**RAW DATA**.
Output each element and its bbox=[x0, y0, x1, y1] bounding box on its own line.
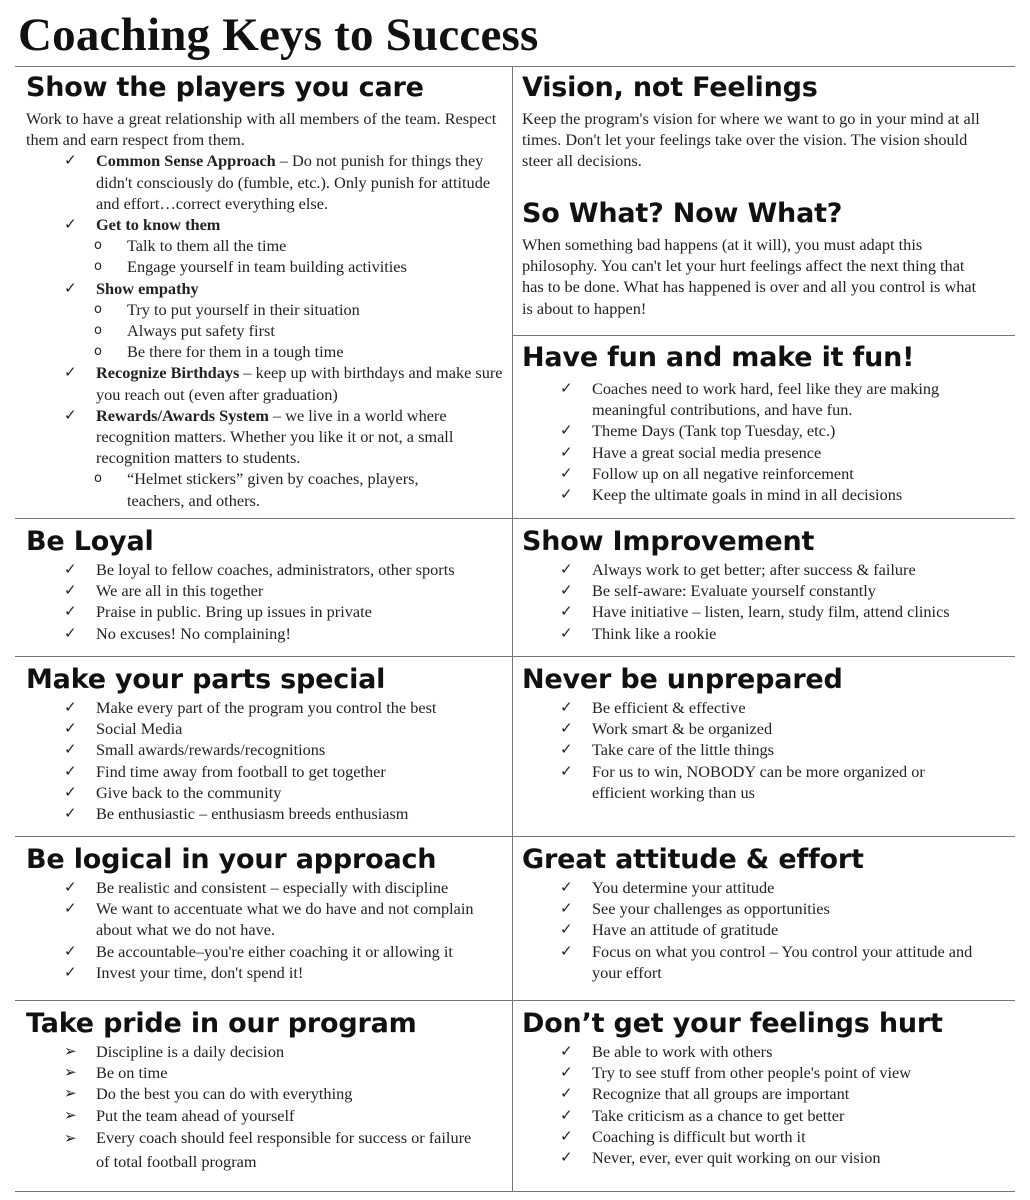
section-be-loyal bbox=[26, 525, 510, 644]
list-item: ✓ We are all in this together bbox=[64, 581, 264, 601]
section-body: When something bad happens (at it will), you must adapt this philosophy. You can't let your hurt feelings affect the next thing that has to be done. What has happened is over and all you control is what is about to happen! bbox=[522, 235, 977, 318]
section-feelings-hurt bbox=[522, 1007, 1002, 1168]
check-icon: ✓ bbox=[560, 941, 573, 960]
check-icon: ✓ bbox=[560, 1042, 573, 1060]
arrow-bullet-icon: ➢ bbox=[64, 1128, 77, 1147]
check-icon: ✓ bbox=[64, 151, 77, 170]
list-item: ✓ Small awards/rewards/recognitions bbox=[64, 740, 326, 760]
check-icon: ✓ bbox=[64, 740, 77, 759]
check-icon: ✓ bbox=[64, 278, 77, 297]
divider bbox=[15, 1000, 1015, 1001]
section-heading: Show Improvement bbox=[522, 526, 815, 557]
list-item: ✓ Invest your time, don't spend it! bbox=[64, 962, 304, 982]
list-item: ✓ Be efficient & effective bbox=[560, 698, 746, 717]
check-icon: ✓ bbox=[64, 405, 77, 424]
list-item: ✓ Be loyal to fellow coaches, administrators, other sports bbox=[64, 560, 455, 579]
list-item: ✓ Try to see stuff from other people's point of view bbox=[560, 1063, 912, 1083]
list-item: ✓ Give back to the community bbox=[64, 782, 282, 802]
column-divider bbox=[512, 66, 513, 1192]
check-icon: ✓ bbox=[64, 602, 77, 621]
list-item: ✓ Coaching is difficult but worth it bbox=[560, 1126, 806, 1146]
section-show-players-you-care bbox=[26, 71, 506, 511]
check-icon: ✓ bbox=[560, 1084, 573, 1103]
list-item: ✓ Always work to get better; after success & failure bbox=[560, 560, 916, 579]
list-item: ✓ Take care of the little things bbox=[560, 740, 774, 760]
divider bbox=[15, 656, 1015, 657]
section-take-pride bbox=[26, 1007, 510, 1174]
list-item: ✓ Follow up on all negative reinforcement bbox=[560, 463, 854, 483]
section-heading: Make your parts special bbox=[26, 664, 386, 695]
circle-bullet-icon: o bbox=[94, 301, 102, 317]
check-icon: ✓ bbox=[64, 215, 77, 234]
section-heading: So What? Now What? bbox=[522, 198, 843, 229]
check-icon: ✓ bbox=[64, 962, 77, 981]
list-item: ✓ Keep the ultimate goals in mind in all decisions bbox=[560, 485, 903, 505]
list-item: o Always put safety first bbox=[94, 321, 275, 341]
list-item: ✓ Work smart & be organized bbox=[560, 719, 773, 739]
list-item: ✓ Have initiative – listen, learn, study film, attend clinics bbox=[560, 602, 950, 622]
section-heading: Great attitude & effort bbox=[522, 844, 864, 875]
check-icon: ✓ bbox=[560, 719, 573, 738]
list-item: ➢ Put the team ahead of yourself bbox=[64, 1105, 295, 1125]
check-icon: ✓ bbox=[560, 442, 573, 461]
circle-bullet-icon: o bbox=[94, 344, 102, 360]
list-item: ✓ Rewards/Awards System – we live in a world where recognition matters. Whether you like it or not, a small recognition matters to students. bbox=[64, 405, 454, 468]
divider bbox=[513, 335, 1015, 336]
list-item: o “Helmet stickers” given by coaches, players, teachers, and others. bbox=[94, 469, 419, 510]
divider bbox=[15, 66, 1015, 67]
list-item: ✓ Common Sense Approach – Do not punish for things they didn't consciously do (fumble, etc.). Only punish for attitude and effort…correct everything else. bbox=[64, 151, 491, 213]
list-item: o Be there for them in a tough time bbox=[94, 342, 344, 362]
check-icon: ✓ bbox=[64, 581, 77, 600]
list-item: ✓ We want to accentuate what we do have and not complain about what we do not have. bbox=[64, 899, 474, 940]
section-heading: Be logical in your approach bbox=[26, 844, 437, 875]
list-item: ✓ You determine your attitude bbox=[560, 878, 775, 897]
check-icon: ✓ bbox=[560, 560, 573, 578]
section-never-be-unprepared bbox=[522, 663, 992, 803]
list-item: ✓ Think like a rookie bbox=[560, 623, 717, 643]
check-icon: ✓ bbox=[560, 623, 573, 642]
check-icon: ✓ bbox=[560, 379, 573, 397]
page-title: Coaching Keys to Success bbox=[18, 9, 539, 61]
check-icon: ✓ bbox=[560, 602, 573, 621]
list-item: ➢ Be on time bbox=[64, 1063, 168, 1083]
list-item: ✓ Take criticism as a chance to get better bbox=[560, 1105, 845, 1125]
section-heading: Vision, not Feelings bbox=[522, 72, 818, 103]
check-icon: ✓ bbox=[560, 485, 573, 504]
circle-bullet-icon: o bbox=[94, 471, 102, 487]
arrow-bullet-icon: ➢ bbox=[64, 1105, 77, 1124]
check-icon: ✓ bbox=[560, 698, 573, 716]
list-item: ➢ Do the best you can do with everything bbox=[64, 1084, 353, 1104]
check-icon: ✓ bbox=[560, 1148, 573, 1167]
check-icon: ✓ bbox=[560, 740, 573, 759]
list-item: ✓ Recognize Birthdays – keep up with birthdays and make sure you reach out (even after graduation) bbox=[64, 363, 503, 404]
check-icon: ✓ bbox=[560, 1105, 573, 1124]
divider bbox=[15, 518, 1015, 519]
list-item: ✓ Get to know them bbox=[64, 215, 221, 235]
list-item: ✓ Praise in public. Bring up issues in private bbox=[64, 602, 372, 622]
list-item: ➢ Every coach should feel responsible for success or failure of total football program bbox=[64, 1127, 472, 1171]
section-heading: Show the players you care bbox=[26, 72, 424, 103]
check-icon: ✓ bbox=[64, 560, 77, 578]
divider bbox=[15, 1191, 1015, 1192]
list-item: ✓ Social Media bbox=[64, 719, 183, 739]
circle-bullet-icon: o bbox=[94, 259, 102, 275]
list-item: ✓ No excuses! No complaining! bbox=[64, 623, 291, 643]
section-vision-not-feelings bbox=[522, 71, 990, 172]
list-item: o Engage yourself in team building activities bbox=[94, 257, 407, 277]
check-icon: ✓ bbox=[64, 363, 77, 382]
check-icon: ✓ bbox=[560, 581, 573, 600]
list-item: ✓ Be self-aware: Evaluate yourself constantly bbox=[560, 581, 876, 601]
section-heading: Have fun and make it fun! bbox=[522, 342, 915, 373]
list-item: ✓ For us to win, NOBODY can be more organized or efficient working than us bbox=[560, 761, 925, 802]
check-icon: ✓ bbox=[64, 782, 77, 801]
check-icon: ✓ bbox=[560, 878, 573, 896]
check-icon: ✓ bbox=[64, 941, 77, 960]
list-item: ✓ Be enthusiastic – enthusiasm breeds enthusiasm bbox=[64, 804, 409, 824]
check-icon: ✓ bbox=[64, 899, 77, 918]
arrow-bullet-icon: ➢ bbox=[64, 1042, 77, 1060]
arrow-bullet-icon: ➢ bbox=[64, 1063, 77, 1082]
check-icon: ✓ bbox=[560, 899, 573, 918]
section-show-improvement bbox=[522, 525, 1012, 644]
section-so-what-now-what bbox=[522, 197, 990, 319]
list-item: ✓ Be accountable–you're either coaching it or allowing it bbox=[64, 941, 453, 961]
check-icon: ✓ bbox=[64, 623, 77, 642]
check-icon: ✓ bbox=[64, 878, 77, 896]
list-item: o Try to put yourself in their situation bbox=[94, 299, 360, 319]
list-item: ✓ Have an attitude of gratitude bbox=[560, 920, 779, 940]
list-item: ✓ Be realistic and consistent – especially with discipline bbox=[64, 878, 449, 897]
circle-bullet-icon: o bbox=[94, 323, 102, 339]
list-item: o Talk to them all the time bbox=[94, 236, 287, 256]
section-be-logical bbox=[26, 843, 510, 983]
section-heading: Don’t get your feelings hurt bbox=[522, 1008, 943, 1039]
section-heading: Be Loyal bbox=[26, 526, 154, 557]
check-icon: ✓ bbox=[560, 761, 573, 780]
list-item: ✓ Show empathy bbox=[64, 278, 199, 298]
check-icon: ✓ bbox=[64, 761, 77, 780]
check-icon: ✓ bbox=[64, 804, 77, 823]
list-item: ✓ Be able to work with others bbox=[560, 1042, 773, 1061]
list-item: ✓ Coaches need to work hard, feel like they are making meaningful contributions, and have fun. bbox=[560, 379, 940, 420]
section-heading: Take pride in our program bbox=[26, 1008, 417, 1039]
check-icon: ✓ bbox=[64, 698, 77, 716]
check-icon: ✓ bbox=[560, 421, 573, 440]
section-body: Keep the program's vision for where we want to go in your mind at all times. Don't let your feelings take over the vision. The vision should steer all decisions. bbox=[522, 109, 980, 171]
check-icon: ✓ bbox=[560, 920, 573, 939]
section-have-fun bbox=[522, 341, 1002, 505]
section-heading: Never be unprepared bbox=[522, 664, 843, 695]
arrow-bullet-icon: ➢ bbox=[64, 1084, 77, 1103]
list-item: ✓ Theme Days (Tank top Tuesday, etc.) bbox=[560, 421, 836, 441]
list-item: ✓ Have a great social media presence bbox=[560, 442, 822, 462]
check-icon: ✓ bbox=[560, 463, 573, 482]
section-great-attitude bbox=[522, 843, 998, 983]
check-icon: ✓ bbox=[64, 719, 77, 738]
list-item: ✓ Find time away from football to get together bbox=[64, 761, 386, 781]
section-intro: Work to have a great relationship with all members of the team. Respect them and earn respect from them. bbox=[26, 109, 497, 150]
list-item: ✓ Never, ever, ever quit working on our vision bbox=[560, 1148, 881, 1168]
check-icon: ✓ bbox=[560, 1126, 573, 1145]
section-make-parts-special bbox=[26, 663, 510, 824]
list-item: ✓ Recognize that all groups are important bbox=[560, 1084, 850, 1104]
list-item: ✓ See your challenges as opportunities bbox=[560, 899, 830, 919]
list-item: ✓ Make every part of the program you control the best bbox=[64, 698, 437, 717]
list-item: ✓ Focus on what you control – You control your attitude and your effort bbox=[560, 941, 973, 982]
list-item: ➢ Discipline is a daily decision bbox=[64, 1042, 285, 1061]
divider bbox=[15, 836, 1015, 837]
check-icon: ✓ bbox=[560, 1063, 573, 1082]
circle-bullet-icon: o bbox=[94, 238, 102, 254]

**EXERCISE DESCRIPTION**.
Reproduce the data lines between the one holding "section-be-loyal bbox=[26, 525, 510, 644]" and the one holding "section-body: When something", inclusive, with "philosophy" changed to "approach" and nothing else altered.

**EXERCISE RESULT**.
section-be-loyal bbox=[26, 525, 510, 644]
list-item: ✓ We are all in this together bbox=[64, 581, 264, 601]
section-body: When something bad happens (at it will), you must adapt this approach. You can't let your hurt feelings affect the next thing that has to be done. What has happened is over and all you control is what is about to happen! bbox=[522, 235, 977, 318]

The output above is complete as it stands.